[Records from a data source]
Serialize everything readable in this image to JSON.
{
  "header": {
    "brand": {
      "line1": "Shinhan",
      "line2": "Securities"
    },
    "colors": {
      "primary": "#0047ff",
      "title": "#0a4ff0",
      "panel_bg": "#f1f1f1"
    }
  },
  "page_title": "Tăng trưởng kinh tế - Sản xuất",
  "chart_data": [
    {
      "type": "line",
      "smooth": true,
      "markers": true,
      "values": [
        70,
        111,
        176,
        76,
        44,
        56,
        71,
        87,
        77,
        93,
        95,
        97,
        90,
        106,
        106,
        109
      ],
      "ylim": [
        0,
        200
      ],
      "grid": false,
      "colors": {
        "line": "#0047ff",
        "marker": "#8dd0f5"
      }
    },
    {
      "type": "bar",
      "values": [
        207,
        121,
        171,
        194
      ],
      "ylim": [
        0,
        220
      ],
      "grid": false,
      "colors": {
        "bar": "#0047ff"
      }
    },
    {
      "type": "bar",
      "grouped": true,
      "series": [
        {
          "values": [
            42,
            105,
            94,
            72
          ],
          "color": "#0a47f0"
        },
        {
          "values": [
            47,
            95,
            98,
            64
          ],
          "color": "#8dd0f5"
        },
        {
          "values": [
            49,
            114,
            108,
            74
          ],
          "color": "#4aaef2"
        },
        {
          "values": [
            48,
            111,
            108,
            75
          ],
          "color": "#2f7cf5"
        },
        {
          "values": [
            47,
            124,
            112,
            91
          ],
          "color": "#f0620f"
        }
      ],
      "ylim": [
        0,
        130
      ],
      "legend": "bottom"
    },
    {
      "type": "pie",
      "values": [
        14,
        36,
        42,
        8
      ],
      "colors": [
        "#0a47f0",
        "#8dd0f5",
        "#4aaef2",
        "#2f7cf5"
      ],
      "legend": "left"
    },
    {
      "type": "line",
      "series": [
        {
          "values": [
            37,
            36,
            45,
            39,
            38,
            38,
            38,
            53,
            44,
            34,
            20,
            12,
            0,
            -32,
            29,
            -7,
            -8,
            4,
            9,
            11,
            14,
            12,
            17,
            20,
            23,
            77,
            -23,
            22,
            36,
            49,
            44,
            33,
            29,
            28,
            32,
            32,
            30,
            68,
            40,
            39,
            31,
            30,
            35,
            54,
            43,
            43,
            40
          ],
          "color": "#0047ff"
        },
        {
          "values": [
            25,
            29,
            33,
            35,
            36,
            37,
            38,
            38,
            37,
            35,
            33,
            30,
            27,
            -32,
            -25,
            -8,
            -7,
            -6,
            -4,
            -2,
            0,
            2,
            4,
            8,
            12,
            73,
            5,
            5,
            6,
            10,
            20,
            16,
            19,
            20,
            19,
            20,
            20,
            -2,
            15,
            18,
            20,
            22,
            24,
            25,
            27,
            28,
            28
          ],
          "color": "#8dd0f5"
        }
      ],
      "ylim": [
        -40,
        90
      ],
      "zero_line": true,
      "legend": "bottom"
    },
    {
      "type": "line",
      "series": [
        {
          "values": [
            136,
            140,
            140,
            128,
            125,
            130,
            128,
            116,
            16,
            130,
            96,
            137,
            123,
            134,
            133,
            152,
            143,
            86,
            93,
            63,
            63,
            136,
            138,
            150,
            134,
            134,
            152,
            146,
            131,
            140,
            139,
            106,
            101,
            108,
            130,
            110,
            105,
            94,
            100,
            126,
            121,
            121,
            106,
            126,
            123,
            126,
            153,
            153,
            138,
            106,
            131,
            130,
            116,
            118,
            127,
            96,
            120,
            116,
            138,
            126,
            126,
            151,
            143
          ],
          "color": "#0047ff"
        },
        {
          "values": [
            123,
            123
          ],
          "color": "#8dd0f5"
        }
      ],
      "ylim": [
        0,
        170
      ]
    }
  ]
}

What you have to do: Transcribe all lines as written.

Result of this task:
Serialize everything readable in this image to JSON.
{
  "header": {
    "brand": {
      "line1": "Shinhan",
      "line2": "Securities"
    },
    "colors": {
      "primary": "#0047ff",
      "title": "#0a4ff0",
      "panel_bg": "#f1f1f1"
    }
  },
  "page_title": "Tăng trưởng kinh tế - Sản xuất",
  "chart_data": [
    {
      "type": "line",
      "smooth": true,
      "markers": true,
      "values": [
        70,
        111,
        176,
        76,
        44,
        56,
        71,
        87,
        77,
        93,
        95,
        97,
        90,
        106,
        106,
        109
      ],
      "ylim": [
        0,
        200
      ],
      "grid": false,
      "colors": {
        "line": "#0047ff",
        "marker": "#8dd0f5"
      }
    },
    {
      "type": "bar",
      "values": [
        207,
        121,
        171,
        194
      ],
      "ylim": [
        0,
        220
      ],
      "grid": false,
      "colors": {
        "bar": "#0047ff"
      }
    },
    {
      "type": "bar",
      "grouped": true,
      "series": [
        {
          "values": [
            42,
            105,
            94,
            72
          ],
          "color": "#0a47f0"
        },
        {
          "values": [
            47,
            95,
            98,
            64
          ],
          "color": "#8dd0f5"
        },
        {
          "values": [
            49,
            114,
            108,
            74
          ],
          "color": "#4aaef2"
        },
        {
          "values": [
            48,
            111,
            108,
            75
          ],
          "color": "#2f7cf5"
        },
        {
          "values": [
            47,
            124,
            112,
            91
          ],
          "color": "#f0620f"
        }
      ],
      "ylim": [
        0,
        130
      ],
      "legend": "bottom"
    },
    {
      "type": "pie",
      "values": [
        14,
        36,
        42,
        8
      ],
      "colors": [
        "#0a47f0",
        "#8dd0f5",
        "#4aaef2",
        "#2f7cf5"
      ],
      "legend": "left"
    },
    {
      "type": "line",
      "series": [
        {
          "values": [
            37,
            36,
            45,
            39,
            38,
            38,
            38,
            53,
            44,
            34,
            20,
            12,
            0,
            -32,
            29,
            -7,
            -8,
            4,
            9,
            11,
            14,
            12,
            17,
            20,
            23,
            77,
            -23,
            22,
            36,
            49,
            44,
            33,
            29,
            28,
            32,
            32,
            30,
            68,
            40,
            39,
            31,
            30,
            35,
            54,
            43,
            43,
            40
          ],
          "color": "#0047ff"
        },
        {
          "values": [
            25,
            29,
            33,
            35,
            36,
            37,
            38,
            38,
            37,
            35,
            33,
            30,
            27,
            -32,
            -25,
            -8,
            -7,
            -6,
            -4,
            -2,
            0,
            2,
            4,
            8,
            12,
            73,
            5,
            5,
            6,
            10,
            20,
            16,
            19,
            20,
            19,
            20,
            20,
            -2,
            15,
            18,
            20,
            22,
            24,
            25,
            27,
            28,
            28
          ],
          "color": "#8dd0f5"
        }
      ],
      "ylim": [
        -40,
        90
      ],
      "zero_line": true,
      "legend": "bottom"
    },
    {
      "type": "line",
      "series": [
        {
          "values": [
            136,
            140,
            140,
            128,
            125,
            130,
            128,
            116,
            16,
            130,
            96,
            137,
            123,
            134,
            133,
            152,
            143,
            86,
            93,
            63,
            63,
            136,
            138,
            150,
            134,
            134,
            152,
            146,
            131,
            140,
            139,
            106,
            101,
            108,
            130,
            110,
            105,
            94,
            100,
            126,
            121,
            121,
            106,
            126,
            123,
            126,
            153,
            153,
            138,
            106,
            131,
            130,
            116,
            118,
            127,
            96,
            120,
            116,
            138,
            126,
            126,
            151,
            143
          ],
          "color": "#0047ff"
        },
        {
          "values": [
            123,
            123
          ],
          "color": "#8dd0f5"
        }
      ],
      "ylim": [
        0,
        170
      ]
    }
  ]
}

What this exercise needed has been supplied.